Please rewrite the items from the line with "Patent image size: (1221, 906)." up to and including the line with "The second mobile unit 132 is at (941, 486).", swapping "car coupling process" for "coupling operation" and leaving everything else unchanged.

▶ [Data for this exercise]:
━━━━━━━━━━━━━━━━━━━━━━━━━━━━━━

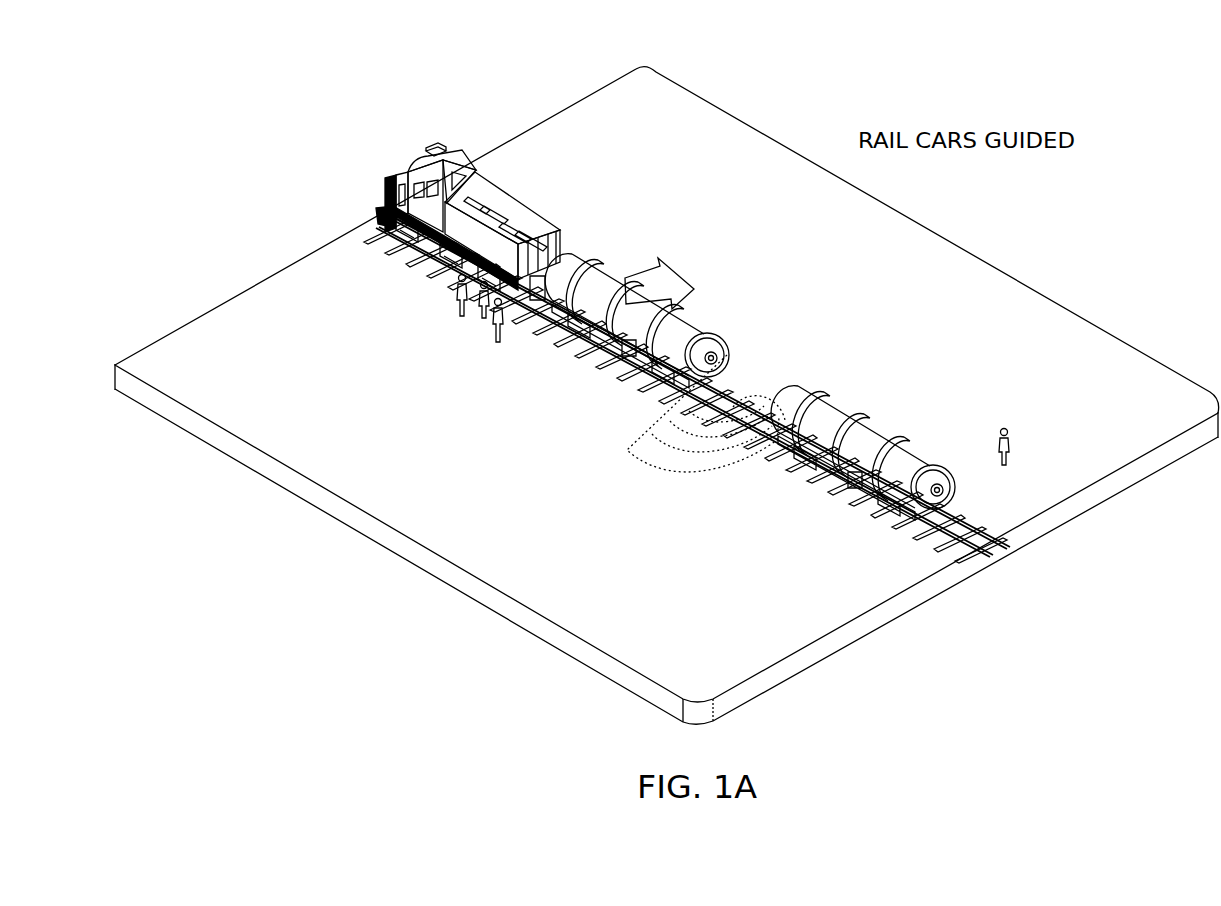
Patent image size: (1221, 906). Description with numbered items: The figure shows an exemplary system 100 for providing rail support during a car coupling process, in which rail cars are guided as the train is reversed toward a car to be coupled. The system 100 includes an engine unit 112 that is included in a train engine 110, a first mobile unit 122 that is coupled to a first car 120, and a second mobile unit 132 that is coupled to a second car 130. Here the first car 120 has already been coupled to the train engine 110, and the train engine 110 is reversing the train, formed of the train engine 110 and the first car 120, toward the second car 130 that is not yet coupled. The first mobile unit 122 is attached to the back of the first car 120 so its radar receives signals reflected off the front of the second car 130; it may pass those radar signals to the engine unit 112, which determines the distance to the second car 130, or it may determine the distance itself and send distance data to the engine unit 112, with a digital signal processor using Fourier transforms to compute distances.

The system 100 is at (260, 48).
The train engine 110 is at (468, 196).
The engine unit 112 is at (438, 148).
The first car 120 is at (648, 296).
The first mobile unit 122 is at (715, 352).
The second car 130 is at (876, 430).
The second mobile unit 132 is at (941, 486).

━━━━━━━━━━━━━━━━━━━━━━━━━━━━━━

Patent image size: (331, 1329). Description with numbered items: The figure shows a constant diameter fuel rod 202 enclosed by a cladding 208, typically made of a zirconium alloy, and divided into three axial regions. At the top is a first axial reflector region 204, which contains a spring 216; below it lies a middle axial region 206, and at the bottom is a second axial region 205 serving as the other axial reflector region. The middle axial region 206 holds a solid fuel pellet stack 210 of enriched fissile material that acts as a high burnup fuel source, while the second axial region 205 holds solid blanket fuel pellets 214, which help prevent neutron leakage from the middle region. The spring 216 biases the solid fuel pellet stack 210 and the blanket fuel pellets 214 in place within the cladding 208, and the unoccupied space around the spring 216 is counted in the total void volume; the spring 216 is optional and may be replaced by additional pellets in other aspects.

━━━━━━━━━━━━━━━━━━━━━━━━━━━━━━

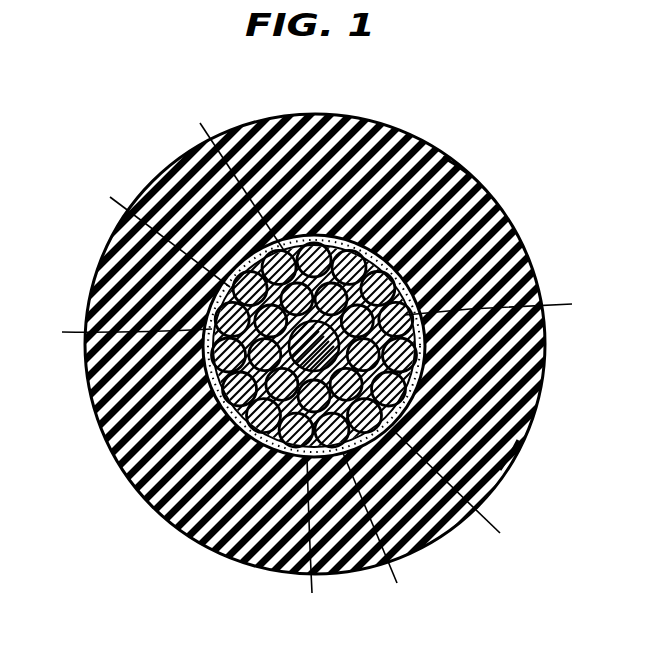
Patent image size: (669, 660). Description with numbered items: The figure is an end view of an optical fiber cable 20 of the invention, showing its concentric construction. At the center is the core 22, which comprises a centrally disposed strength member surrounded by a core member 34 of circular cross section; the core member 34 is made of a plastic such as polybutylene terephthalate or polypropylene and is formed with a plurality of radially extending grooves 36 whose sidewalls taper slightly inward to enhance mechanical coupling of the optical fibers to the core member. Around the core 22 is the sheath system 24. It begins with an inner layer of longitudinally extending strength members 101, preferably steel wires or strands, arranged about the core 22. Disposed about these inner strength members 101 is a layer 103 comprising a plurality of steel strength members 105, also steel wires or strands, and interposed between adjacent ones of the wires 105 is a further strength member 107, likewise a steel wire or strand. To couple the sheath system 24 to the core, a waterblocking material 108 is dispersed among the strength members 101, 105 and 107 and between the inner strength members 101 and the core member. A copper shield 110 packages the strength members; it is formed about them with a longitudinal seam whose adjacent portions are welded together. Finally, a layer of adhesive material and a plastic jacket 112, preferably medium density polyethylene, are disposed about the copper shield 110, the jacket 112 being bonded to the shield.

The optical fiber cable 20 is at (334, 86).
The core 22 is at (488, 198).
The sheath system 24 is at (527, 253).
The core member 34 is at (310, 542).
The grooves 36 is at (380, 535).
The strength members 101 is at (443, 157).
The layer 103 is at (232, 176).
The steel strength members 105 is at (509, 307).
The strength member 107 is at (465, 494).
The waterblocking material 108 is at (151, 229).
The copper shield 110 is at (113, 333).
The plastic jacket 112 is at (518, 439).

━━━━━━━━━━━━━━━━━━━━━━━━━━━━━━

▶ [Result of the exercise]:
Patent image size: (1221, 906). Description with numbered items: The figure shows an exemplary system 100 for providing rail support during a coupling operation, in which rail cars are guided as the train is reversed toward a car to be coupled. The system 100 includes an engine unit 112 that is included in a train engine 110, a first mobile unit 122 that is coupled to a first car 120, and a second mobile unit 132 that is coupled to a second car 130. Here the first car 120 has already been coupled to the train engine 110, and the train engine 110 is reversing the train, formed of the train engine 110 and the first car 120, toward the second car 130 that is not yet coupled. The first mobile unit 122 is attached to the back of the first car 120 so its radar receives signals reflected off the front of the second car 130; it may pass those radar signals to the engine unit 112, which determines the distance to the second car 130, or it may determine the distance itself and send distance data to the engine unit 112, with a digital signal processor using Fourier transforms to compute distances.

The system 100 is at (260, 48).
The train engine 110 is at (468, 196).
The engine unit 112 is at (438, 148).
The first car 120 is at (648, 296).
The first mobile unit 122 is at (715, 352).
The second car 130 is at (876, 430).
The second mobile unit 132 is at (941, 486).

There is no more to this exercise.